* [Directions for this task]: Write out all the lines again, precisely as they stand, but without the images.
## start Provided data
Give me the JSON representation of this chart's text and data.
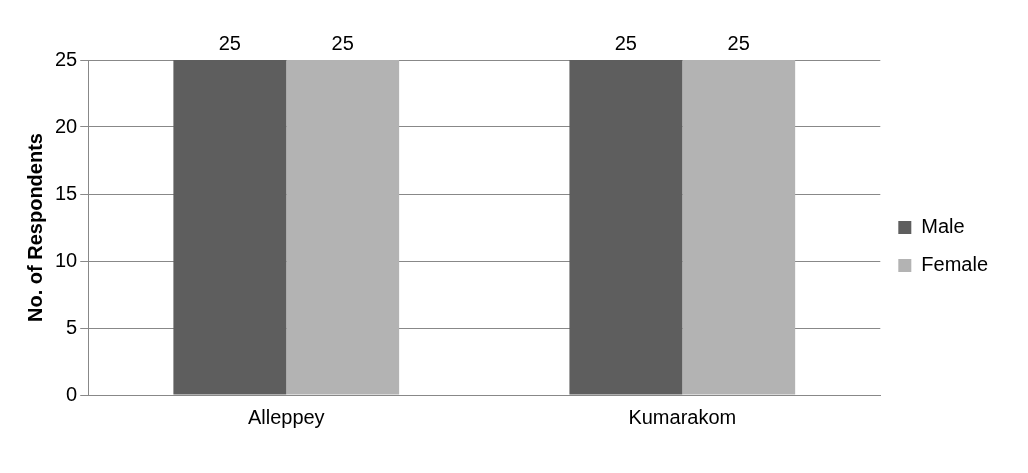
{
  "chart_data": {
    "type": "bar",
    "ylabel": "No. of Respondents",
    "categories": [
      "Alleppey",
      "Kumarakom"
    ],
    "series": [
      {
        "name": "Male",
        "color": "#5e5e5e",
        "values": [
          25,
          25
        ]
      },
      {
        "name": "Female",
        "color": "#b3b3b3",
        "values": [
          25,
          25
        ]
      }
    ],
    "ylim": [
      0,
      25
    ],
    "yticks": [
      0,
      5,
      10,
      15,
      20,
      25
    ],
    "grid": "y",
    "legend": "right",
    "data_labels": true
  }
}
## end Provided data
* [The result]:
Give me the JSON representation of this chart's text and data.
{
  "chart_data": {
    "type": "bar",
    "ylabel": "No. of Respondents",
    "categories": [
      "Alleppey",
      "Kumarakom"
    ],
    "series": [
      {
        "name": "Male",
        "color": "#5e5e5e",
        "values": [
          25,
          25
        ]
      },
      {
        "name": "Female",
        "color": "#b3b3b3",
        "values": [
          25,
          25
        ]
      }
    ],
    "ylim": [
      0,
      25
    ],
    "yticks": [
      0,
      5,
      10,
      15,
      20,
      25
    ],
    "grid": "y",
    "legend": "right",
    "data_labels": true
  }
}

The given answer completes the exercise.